━━ Dataset ━━
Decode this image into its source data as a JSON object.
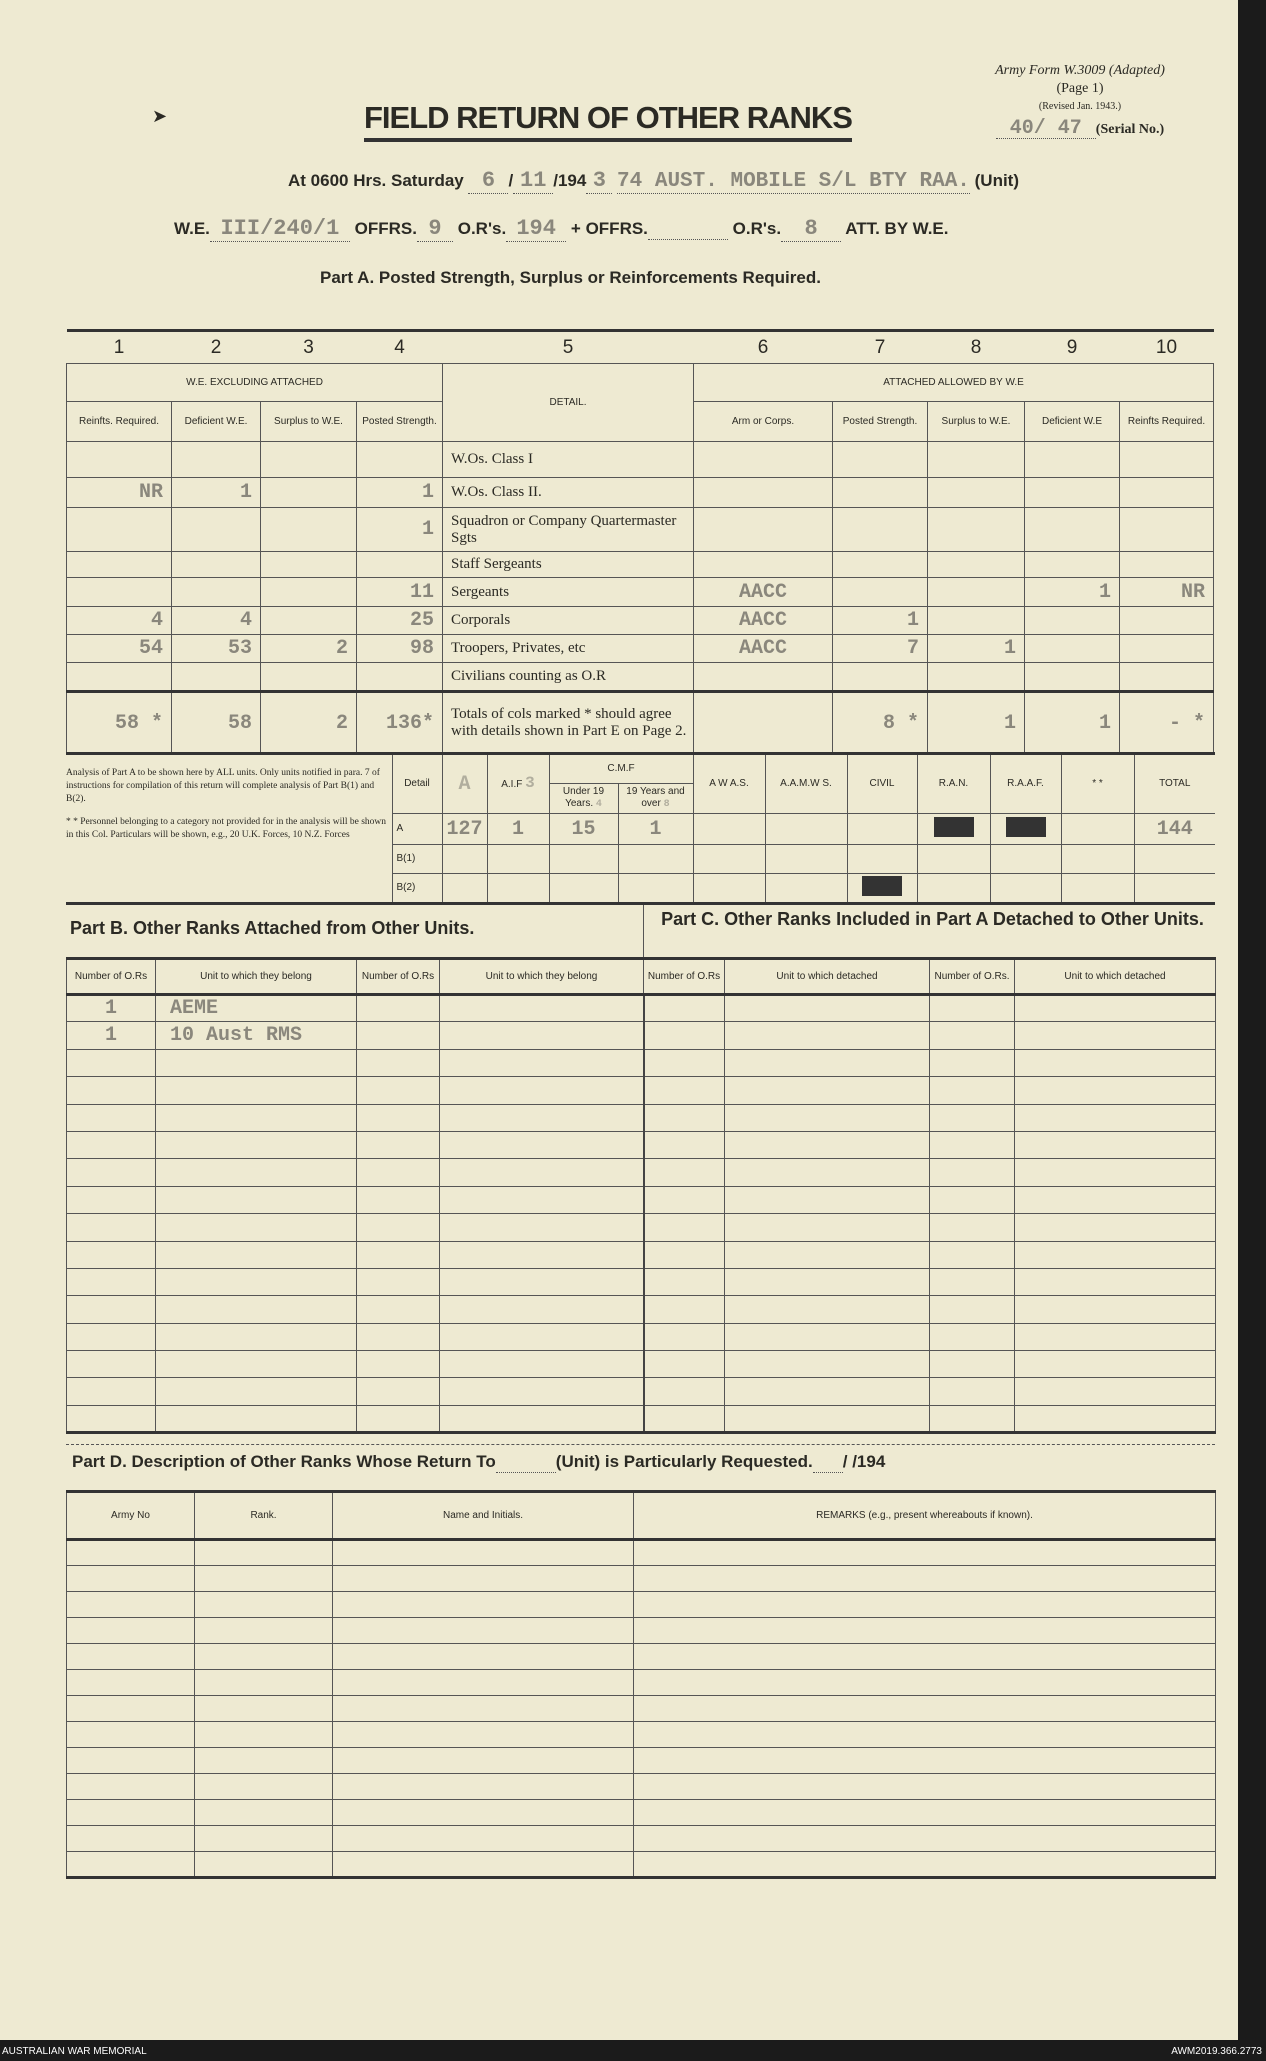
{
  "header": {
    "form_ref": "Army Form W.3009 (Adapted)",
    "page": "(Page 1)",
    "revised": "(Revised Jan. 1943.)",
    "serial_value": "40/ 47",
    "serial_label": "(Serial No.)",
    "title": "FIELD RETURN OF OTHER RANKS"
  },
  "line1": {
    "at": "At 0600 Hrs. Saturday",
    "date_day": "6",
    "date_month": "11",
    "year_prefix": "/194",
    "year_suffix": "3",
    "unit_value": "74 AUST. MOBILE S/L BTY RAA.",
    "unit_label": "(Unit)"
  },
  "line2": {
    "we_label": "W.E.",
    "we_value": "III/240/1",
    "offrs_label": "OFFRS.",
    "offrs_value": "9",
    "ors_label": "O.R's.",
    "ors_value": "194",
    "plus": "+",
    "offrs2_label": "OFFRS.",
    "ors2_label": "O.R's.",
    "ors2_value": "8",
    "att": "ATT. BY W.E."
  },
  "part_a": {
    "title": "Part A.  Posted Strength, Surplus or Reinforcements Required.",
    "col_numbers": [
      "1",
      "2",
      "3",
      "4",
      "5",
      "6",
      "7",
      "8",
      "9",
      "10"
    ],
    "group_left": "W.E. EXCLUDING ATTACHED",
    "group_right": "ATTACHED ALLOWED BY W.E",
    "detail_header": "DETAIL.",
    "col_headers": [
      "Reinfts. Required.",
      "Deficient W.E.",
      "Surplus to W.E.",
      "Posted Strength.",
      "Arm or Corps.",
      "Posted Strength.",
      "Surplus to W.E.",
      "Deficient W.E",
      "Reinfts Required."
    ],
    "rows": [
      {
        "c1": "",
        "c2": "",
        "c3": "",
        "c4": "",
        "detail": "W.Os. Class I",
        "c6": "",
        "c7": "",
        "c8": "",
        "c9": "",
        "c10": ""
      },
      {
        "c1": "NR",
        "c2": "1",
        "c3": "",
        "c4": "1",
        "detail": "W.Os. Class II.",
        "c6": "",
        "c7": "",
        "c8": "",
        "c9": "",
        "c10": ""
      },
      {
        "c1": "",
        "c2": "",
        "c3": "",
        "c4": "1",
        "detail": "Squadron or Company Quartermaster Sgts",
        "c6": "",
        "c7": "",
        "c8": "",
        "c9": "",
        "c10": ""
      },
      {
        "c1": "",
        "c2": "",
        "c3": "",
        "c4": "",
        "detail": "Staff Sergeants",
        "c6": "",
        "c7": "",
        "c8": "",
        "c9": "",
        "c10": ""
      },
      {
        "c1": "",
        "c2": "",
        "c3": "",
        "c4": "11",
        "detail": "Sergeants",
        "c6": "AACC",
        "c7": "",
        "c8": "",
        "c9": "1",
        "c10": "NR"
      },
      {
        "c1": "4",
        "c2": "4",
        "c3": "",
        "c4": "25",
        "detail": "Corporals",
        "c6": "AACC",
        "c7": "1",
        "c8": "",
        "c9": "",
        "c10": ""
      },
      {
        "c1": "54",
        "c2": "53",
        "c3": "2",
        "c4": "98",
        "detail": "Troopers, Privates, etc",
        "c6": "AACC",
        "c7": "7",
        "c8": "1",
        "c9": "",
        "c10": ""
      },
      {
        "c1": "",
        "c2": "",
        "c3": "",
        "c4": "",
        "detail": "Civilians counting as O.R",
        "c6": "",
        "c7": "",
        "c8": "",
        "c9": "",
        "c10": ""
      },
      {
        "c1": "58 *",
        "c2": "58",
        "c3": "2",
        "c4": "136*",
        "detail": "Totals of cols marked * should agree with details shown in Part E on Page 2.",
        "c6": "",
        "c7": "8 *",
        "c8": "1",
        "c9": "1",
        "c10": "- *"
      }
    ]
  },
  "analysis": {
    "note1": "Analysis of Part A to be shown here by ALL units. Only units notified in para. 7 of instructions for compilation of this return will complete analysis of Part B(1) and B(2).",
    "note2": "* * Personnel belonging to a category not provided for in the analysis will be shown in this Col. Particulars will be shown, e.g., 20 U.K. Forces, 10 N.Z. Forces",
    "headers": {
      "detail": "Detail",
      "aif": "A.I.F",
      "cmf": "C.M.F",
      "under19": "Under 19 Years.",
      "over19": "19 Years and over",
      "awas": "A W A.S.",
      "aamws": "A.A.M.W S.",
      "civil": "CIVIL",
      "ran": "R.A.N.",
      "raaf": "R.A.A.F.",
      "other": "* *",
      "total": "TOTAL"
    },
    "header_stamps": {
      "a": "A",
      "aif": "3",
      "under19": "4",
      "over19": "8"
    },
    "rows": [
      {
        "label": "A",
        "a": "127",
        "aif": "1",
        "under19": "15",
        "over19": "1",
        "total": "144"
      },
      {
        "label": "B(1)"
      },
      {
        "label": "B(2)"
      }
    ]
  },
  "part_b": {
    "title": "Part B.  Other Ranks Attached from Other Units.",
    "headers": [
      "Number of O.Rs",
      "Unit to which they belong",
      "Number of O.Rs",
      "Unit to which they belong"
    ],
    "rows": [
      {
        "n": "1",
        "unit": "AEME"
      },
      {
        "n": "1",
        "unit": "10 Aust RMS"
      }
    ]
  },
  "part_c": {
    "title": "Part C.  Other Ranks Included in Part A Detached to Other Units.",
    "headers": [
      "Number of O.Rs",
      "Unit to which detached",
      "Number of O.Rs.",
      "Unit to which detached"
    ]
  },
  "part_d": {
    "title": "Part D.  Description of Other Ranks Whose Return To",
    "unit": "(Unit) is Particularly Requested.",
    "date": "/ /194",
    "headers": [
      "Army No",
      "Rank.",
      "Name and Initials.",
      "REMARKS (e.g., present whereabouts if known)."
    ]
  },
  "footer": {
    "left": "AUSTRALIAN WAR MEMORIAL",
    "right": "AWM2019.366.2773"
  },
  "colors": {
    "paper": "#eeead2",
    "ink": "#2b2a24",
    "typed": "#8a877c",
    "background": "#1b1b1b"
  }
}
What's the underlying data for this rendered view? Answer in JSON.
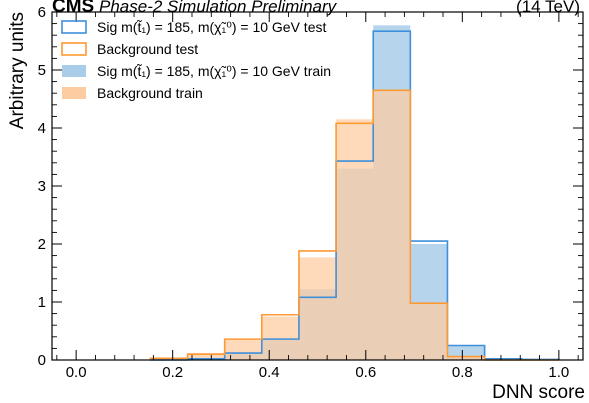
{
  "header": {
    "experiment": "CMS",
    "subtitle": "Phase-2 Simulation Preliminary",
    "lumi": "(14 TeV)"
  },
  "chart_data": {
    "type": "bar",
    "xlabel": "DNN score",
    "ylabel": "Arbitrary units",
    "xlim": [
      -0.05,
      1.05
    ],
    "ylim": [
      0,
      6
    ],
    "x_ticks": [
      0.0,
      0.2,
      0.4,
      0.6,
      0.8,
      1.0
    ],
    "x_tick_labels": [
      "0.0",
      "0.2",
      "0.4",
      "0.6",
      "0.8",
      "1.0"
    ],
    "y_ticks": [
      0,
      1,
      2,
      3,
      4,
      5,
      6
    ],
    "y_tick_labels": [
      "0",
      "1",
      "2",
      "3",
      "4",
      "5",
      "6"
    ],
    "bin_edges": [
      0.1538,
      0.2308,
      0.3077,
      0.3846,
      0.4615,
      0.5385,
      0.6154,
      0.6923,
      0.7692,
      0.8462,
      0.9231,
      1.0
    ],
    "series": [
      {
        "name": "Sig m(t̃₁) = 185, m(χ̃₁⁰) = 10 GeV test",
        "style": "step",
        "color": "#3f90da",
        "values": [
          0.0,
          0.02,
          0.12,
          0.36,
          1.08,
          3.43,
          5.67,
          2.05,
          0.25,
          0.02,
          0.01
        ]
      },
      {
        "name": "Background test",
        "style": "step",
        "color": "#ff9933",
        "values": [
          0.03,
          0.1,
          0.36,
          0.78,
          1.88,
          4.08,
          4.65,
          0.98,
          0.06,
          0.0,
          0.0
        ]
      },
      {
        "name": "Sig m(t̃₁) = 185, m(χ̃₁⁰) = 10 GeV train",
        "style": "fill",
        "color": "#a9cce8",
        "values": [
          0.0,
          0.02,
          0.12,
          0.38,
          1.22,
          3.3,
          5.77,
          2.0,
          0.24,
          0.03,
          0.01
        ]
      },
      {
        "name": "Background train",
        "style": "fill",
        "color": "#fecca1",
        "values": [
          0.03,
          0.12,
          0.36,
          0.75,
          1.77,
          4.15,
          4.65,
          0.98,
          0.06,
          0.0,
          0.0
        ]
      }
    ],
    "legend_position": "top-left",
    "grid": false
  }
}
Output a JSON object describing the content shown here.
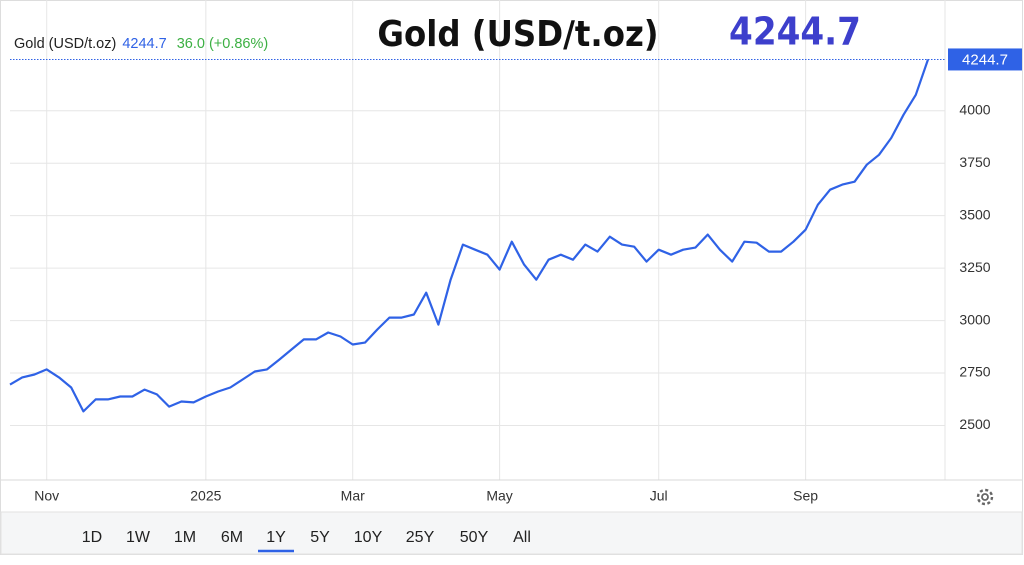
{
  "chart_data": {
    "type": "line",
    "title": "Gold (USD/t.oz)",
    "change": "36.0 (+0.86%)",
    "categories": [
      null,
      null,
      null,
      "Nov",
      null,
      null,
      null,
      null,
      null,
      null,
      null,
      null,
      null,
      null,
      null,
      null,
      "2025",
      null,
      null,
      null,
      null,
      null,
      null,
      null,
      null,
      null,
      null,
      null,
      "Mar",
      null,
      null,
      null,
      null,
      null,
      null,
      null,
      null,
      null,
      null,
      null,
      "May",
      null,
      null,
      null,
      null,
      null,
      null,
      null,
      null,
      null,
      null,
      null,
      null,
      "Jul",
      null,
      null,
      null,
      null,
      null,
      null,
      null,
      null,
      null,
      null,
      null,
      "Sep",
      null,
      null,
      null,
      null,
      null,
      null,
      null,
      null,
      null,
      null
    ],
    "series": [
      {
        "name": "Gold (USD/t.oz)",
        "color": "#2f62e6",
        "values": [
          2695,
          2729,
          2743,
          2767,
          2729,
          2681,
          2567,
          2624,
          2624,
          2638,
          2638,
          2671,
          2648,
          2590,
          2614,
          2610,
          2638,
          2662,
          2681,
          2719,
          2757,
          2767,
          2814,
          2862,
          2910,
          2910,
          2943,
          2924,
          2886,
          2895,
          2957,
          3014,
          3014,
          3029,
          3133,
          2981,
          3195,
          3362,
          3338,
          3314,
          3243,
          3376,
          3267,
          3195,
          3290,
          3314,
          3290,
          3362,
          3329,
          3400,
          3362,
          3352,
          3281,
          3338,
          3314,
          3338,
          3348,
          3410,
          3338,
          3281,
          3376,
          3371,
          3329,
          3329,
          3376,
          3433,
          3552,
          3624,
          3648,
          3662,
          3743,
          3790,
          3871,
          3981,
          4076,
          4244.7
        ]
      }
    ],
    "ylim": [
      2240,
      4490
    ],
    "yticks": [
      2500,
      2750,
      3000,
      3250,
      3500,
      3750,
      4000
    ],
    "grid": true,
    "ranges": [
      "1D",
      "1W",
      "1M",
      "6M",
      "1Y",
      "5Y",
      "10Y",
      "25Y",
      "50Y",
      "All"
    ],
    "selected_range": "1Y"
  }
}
━━━
--- Task brief ---
Each line in the entries above that includes the string "they" should be extracted.

--- Written answer ---
      "Unit to which they belong",
      "Unit to which they belong"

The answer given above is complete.